§ TASK BRIEF
Extract each line where the string "JSON" shows up.
## START RECORD SET
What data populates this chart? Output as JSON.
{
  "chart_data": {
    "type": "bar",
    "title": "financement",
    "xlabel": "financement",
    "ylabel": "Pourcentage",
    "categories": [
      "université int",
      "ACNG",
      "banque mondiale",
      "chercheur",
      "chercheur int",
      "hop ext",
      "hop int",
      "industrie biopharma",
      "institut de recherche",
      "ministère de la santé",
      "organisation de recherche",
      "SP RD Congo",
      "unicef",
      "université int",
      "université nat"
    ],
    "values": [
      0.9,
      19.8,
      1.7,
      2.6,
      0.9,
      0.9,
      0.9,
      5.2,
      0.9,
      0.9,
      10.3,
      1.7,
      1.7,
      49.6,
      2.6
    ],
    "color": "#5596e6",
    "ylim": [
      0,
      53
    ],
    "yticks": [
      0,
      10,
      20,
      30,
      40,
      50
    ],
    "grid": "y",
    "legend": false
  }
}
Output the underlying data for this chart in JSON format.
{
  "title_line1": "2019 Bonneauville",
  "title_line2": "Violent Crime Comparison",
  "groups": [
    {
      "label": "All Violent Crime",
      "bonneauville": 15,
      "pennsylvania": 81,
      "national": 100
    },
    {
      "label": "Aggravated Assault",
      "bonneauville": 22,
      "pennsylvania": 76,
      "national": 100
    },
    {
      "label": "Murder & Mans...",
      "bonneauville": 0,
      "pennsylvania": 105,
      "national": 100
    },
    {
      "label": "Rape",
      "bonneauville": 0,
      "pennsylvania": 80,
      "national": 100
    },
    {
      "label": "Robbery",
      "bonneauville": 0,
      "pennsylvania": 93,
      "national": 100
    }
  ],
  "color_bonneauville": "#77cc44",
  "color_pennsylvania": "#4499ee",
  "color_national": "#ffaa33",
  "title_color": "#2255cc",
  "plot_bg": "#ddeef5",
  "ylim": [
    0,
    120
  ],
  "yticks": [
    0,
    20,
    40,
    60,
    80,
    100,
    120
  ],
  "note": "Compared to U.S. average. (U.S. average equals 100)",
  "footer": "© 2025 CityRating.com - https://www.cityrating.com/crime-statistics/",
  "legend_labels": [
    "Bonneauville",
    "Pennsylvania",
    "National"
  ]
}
## END RECORD SET
§ PROBLEM SOLUTION
What data populates this chart? Output as JSON.
Output the underlying data for this chart in JSON format.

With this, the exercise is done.